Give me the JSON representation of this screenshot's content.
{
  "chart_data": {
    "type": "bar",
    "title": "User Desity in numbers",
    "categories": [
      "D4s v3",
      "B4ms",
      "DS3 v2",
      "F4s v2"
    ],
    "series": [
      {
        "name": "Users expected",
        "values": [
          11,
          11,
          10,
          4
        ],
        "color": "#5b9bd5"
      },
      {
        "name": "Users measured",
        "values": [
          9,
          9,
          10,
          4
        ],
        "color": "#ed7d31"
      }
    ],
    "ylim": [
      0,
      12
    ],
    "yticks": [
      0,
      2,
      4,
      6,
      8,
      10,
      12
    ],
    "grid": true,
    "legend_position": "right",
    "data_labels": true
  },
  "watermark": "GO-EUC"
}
#####
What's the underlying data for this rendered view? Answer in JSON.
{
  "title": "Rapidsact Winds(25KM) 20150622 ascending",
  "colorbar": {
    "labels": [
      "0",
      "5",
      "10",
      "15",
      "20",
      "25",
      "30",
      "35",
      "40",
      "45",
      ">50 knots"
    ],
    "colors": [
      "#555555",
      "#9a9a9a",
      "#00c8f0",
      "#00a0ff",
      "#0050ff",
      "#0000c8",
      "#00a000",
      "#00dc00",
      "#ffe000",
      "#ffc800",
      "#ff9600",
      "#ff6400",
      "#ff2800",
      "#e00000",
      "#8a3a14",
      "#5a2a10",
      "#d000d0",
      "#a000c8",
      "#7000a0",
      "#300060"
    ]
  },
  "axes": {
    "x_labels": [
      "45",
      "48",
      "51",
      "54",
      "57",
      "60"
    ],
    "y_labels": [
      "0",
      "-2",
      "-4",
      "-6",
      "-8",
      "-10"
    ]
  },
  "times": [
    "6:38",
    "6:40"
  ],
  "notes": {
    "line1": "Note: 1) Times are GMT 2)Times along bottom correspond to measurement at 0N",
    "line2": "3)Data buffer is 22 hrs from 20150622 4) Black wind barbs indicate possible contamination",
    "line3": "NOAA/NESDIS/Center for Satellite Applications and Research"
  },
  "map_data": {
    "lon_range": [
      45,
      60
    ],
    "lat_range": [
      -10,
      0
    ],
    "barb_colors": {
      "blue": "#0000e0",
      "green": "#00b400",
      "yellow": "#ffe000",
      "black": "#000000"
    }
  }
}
#####
Look through the entries above; copy each line where the string "this" appears.

Give me the JSON representation of this screenshot's content.
What's the underlying data for this rendered view? Answer in JSON.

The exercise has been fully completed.